▸ YOUR OBJECTIVE
Could you print all the entries exactly?

Data items
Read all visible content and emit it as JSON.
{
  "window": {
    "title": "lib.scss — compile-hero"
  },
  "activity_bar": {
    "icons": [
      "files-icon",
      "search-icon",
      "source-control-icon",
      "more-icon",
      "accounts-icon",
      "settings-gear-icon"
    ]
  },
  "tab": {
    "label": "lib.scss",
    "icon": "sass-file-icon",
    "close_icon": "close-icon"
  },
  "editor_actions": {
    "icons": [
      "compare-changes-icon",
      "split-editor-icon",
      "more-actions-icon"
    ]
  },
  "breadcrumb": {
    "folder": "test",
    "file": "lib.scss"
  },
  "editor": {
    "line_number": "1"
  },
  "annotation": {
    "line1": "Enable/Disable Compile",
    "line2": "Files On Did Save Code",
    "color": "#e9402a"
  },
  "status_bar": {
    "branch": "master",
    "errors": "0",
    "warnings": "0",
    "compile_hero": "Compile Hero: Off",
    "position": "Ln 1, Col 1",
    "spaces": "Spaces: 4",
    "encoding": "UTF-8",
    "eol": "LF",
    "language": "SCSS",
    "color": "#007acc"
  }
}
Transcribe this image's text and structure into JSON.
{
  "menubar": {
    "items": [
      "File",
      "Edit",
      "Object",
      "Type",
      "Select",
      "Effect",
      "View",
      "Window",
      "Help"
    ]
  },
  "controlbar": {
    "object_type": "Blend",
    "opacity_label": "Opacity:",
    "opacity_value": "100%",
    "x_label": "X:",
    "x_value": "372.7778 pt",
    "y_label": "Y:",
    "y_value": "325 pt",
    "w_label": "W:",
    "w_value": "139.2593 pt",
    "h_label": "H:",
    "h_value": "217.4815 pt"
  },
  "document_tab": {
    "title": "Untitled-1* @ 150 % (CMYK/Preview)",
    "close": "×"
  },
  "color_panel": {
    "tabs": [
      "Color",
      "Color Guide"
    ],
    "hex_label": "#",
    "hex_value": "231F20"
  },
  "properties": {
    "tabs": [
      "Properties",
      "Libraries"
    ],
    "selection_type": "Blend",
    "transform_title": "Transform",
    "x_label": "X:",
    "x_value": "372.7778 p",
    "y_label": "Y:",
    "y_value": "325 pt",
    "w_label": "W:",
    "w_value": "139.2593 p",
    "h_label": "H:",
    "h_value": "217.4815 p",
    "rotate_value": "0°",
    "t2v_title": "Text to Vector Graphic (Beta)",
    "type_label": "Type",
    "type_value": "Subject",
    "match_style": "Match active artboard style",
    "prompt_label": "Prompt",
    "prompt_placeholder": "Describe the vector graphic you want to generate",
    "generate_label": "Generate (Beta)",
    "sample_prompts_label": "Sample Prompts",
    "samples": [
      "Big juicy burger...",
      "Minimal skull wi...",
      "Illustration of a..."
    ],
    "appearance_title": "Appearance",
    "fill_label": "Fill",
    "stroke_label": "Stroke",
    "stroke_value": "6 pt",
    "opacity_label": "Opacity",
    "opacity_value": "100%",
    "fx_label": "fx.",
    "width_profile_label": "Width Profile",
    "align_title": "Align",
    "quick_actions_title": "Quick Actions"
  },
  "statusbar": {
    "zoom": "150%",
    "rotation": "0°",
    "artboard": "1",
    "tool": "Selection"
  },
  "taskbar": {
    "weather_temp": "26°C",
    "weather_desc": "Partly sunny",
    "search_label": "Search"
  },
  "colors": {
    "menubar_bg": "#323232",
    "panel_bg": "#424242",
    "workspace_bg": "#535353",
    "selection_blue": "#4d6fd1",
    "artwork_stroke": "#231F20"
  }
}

▸ OUTPUT OF THE TASK
Read all visible content and emit it as JSON.
{
  "window": {
    "title": "lib.scss — compile-hero"
  },
  "activity_bar": {
    "icons": [
      "files-icon",
      "search-icon",
      "source-control-icon",
      "more-icon",
      "accounts-icon",
      "settings-gear-icon"
    ]
  },
  "tab": {
    "label": "lib.scss",
    "icon": "sass-file-icon",
    "close_icon": "close-icon"
  },
  "editor_actions": {
    "icons": [
      "compare-changes-icon",
      "split-editor-icon",
      "more-actions-icon"
    ]
  },
  "breadcrumb": {
    "folder": "test",
    "file": "lib.scss"
  },
  "editor": {
    "line_number": "1"
  },
  "annotation": {
    "line1": "Enable/Disable Compile",
    "line2": "Files On Did Save Code",
    "color": "#e9402a"
  },
  "status_bar": {
    "branch": "master",
    "errors": "0",
    "warnings": "0",
    "compile_hero": "Compile Hero: Off",
    "position": "Ln 1, Col 1",
    "spaces": "Spaces: 4",
    "encoding": "UTF-8",
    "eol": "LF",
    "language": "SCSS",
    "color": "#007acc"
  }
}
Transcribe this image's text and structure into JSON.
{
  "menubar": {
    "items": [
      "File",
      "Edit",
      "Object",
      "Type",
      "Select",
      "Effect",
      "View",
      "Window",
      "Help"
    ]
  },
  "controlbar": {
    "object_type": "Blend",
    "opacity_label": "Opacity:",
    "opacity_value": "100%",
    "x_label": "X:",
    "x_value": "372.7778 pt",
    "y_label": "Y:",
    "y_value": "325 pt",
    "w_label": "W:",
    "w_value": "139.2593 pt",
    "h_label": "H:",
    "h_value": "217.4815 pt"
  },
  "document_tab": {
    "title": "Untitled-1* @ 150 % (CMYK/Preview)",
    "close": "×"
  },
  "color_panel": {
    "tabs": [
      "Color",
      "Color Guide"
    ],
    "hex_label": "#",
    "hex_value": "231F20"
  },
  "properties": {
    "tabs": [
      "Properties",
      "Libraries"
    ],
    "selection_type": "Blend",
    "transform_title": "Transform",
    "x_label": "X:",
    "x_value": "372.7778 p",
    "y_label": "Y:",
    "y_value": "325 pt",
    "w_label": "W:",
    "w_value": "139.2593 p",
    "h_label": "H:",
    "h_value": "217.4815 p",
    "rotate_value": "0°",
    "t2v_title": "Text to Vector Graphic (Beta)",
    "type_label": "Type",
    "type_value": "Subject",
    "match_style": "Match active artboard style",
    "prompt_label": "Prompt",
    "prompt_placeholder": "Describe the vector graphic you want to generate",
    "generate_label": "Generate (Beta)",
    "sample_prompts_label": "Sample Prompts",
    "samples": [
      "Big juicy burger...",
      "Minimal skull wi...",
      "Illustration of a..."
    ],
    "appearance_title": "Appearance",
    "fill_label": "Fill",
    "stroke_label": "Stroke",
    "stroke_value": "6 pt",
    "opacity_label": "Opacity",
    "opacity_value": "100%",
    "fx_label": "fx.",
    "width_profile_label": "Width Profile",
    "align_title": "Align",
    "quick_actions_title": "Quick Actions"
  },
  "statusbar": {
    "zoom": "150%",
    "rotation": "0°",
    "artboard": "1",
    "tool": "Selection"
  },
  "taskbar": {
    "weather_temp": "26°C",
    "weather_desc": "Partly sunny",
    "search_label": "Search"
  },
  "colors": {
    "menubar_bg": "#323232",
    "panel_bg": "#424242",
    "workspace_bg": "#535353",
    "selection_blue": "#4d6fd1",
    "artwork_stroke": "#231F20"
  }
}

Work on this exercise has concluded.